OPGAVE: Schrijf de items letterlijk over, beginnend bij de regel die "Text: m/s, and" bevat en doorlopend tot en met het einde van de items. Laat de afbeeldingen daarbij weg.

Annotaties van pagina-elementen:
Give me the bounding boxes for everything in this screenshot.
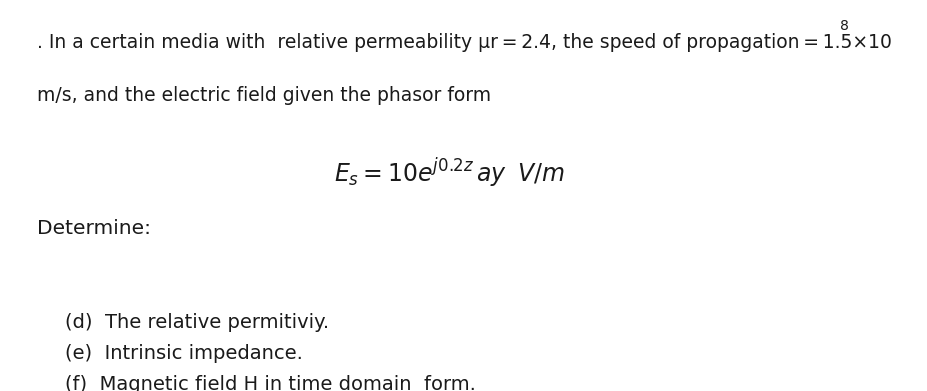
Text: m/s, and the electric field given the phasor form: m/s, and the electric field given the ph… bbox=[37, 86, 490, 105]
Text: Determine:: Determine: bbox=[37, 219, 151, 238]
Text: (f)  Magnetic field H in time domain  form.: (f) Magnetic field H in time domain form… bbox=[65, 375, 476, 391]
Text: (d)  The relative permitiviy.: (d) The relative permitiviy. bbox=[65, 313, 329, 332]
Text: 8: 8 bbox=[839, 19, 848, 33]
Text: (e)  Intrinsic impedance.: (e) Intrinsic impedance. bbox=[65, 344, 302, 363]
Text: . In a certain media with  relative permeability μr = 2.4, the speed of propagat: . In a certain media with relative perme… bbox=[37, 33, 891, 52]
Text: $E_s = 10e^{j0.2z}\,ay\;\;V/m$: $E_s = 10e^{j0.2z}\,ay\;\;V/m$ bbox=[334, 156, 565, 190]
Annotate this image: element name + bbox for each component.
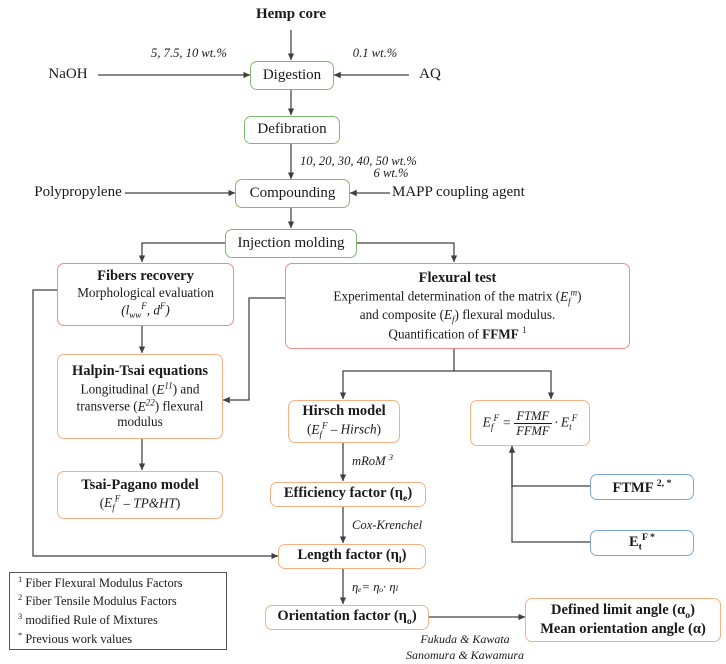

UITGEWERKTE OPLOSSING:
Text: m/s, and the electric field given the phasor form: m/s, and the electric field given the ph… bbox=[37, 86, 490, 105]
Text: Determine:: Determine: bbox=[37, 219, 151, 238]
Text: (f)  Magnetic field H in time domain  form.: (f) Magnetic field H in time domain form… bbox=[65, 375, 476, 391]
Text: (d)  The relative permitiviy.: (d) The relative permitiviy. bbox=[65, 313, 329, 332]
Text: 8: 8 bbox=[839, 19, 848, 33]
Text: (e)  Intrinsic impedance.: (e) Intrinsic impedance. bbox=[65, 344, 302, 363]
Text: . In a certain media with  relative permeability μr = 2.4, the speed of propagat: . In a certain media with relative perme… bbox=[37, 33, 891, 52]
Text: $E_s = 10e^{j0.2z}\,ay\;\;V/m$: $E_s = 10e^{j0.2z}\,ay\;\;V/m$ bbox=[334, 156, 565, 190]
Annotate this image: element name + bbox for each component.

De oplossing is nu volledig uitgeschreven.